DATA TO USE ->
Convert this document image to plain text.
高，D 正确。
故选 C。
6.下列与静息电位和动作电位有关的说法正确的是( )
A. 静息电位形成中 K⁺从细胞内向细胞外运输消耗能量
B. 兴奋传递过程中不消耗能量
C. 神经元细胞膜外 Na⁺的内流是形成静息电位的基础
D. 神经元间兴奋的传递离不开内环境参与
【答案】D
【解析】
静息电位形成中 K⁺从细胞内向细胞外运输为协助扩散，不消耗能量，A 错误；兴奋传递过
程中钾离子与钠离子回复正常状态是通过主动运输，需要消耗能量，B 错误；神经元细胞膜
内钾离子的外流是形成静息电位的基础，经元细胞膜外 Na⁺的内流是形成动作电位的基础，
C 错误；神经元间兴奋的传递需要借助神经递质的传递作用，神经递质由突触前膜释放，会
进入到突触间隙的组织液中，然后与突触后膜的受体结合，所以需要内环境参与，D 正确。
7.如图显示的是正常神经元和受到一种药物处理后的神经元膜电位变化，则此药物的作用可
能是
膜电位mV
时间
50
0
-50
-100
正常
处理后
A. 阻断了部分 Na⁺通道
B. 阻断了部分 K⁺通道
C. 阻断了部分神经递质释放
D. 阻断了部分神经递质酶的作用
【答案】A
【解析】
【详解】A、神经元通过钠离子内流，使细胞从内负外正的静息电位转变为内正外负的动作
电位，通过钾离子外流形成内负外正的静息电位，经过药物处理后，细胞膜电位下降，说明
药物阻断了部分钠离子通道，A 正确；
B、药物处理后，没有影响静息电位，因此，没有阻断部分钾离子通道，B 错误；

BRIEF ->
Pull out each line of the entries that contains "静息电位形成中".

EXERCISE SOLUTION ->
A. 静息电位形成中 K⁺从细胞内向细胞外运输消耗能量
静息电位形成中 K⁺从细胞内向细胞外运输为协助扩散，不消耗能量，A 错误；兴奋传递过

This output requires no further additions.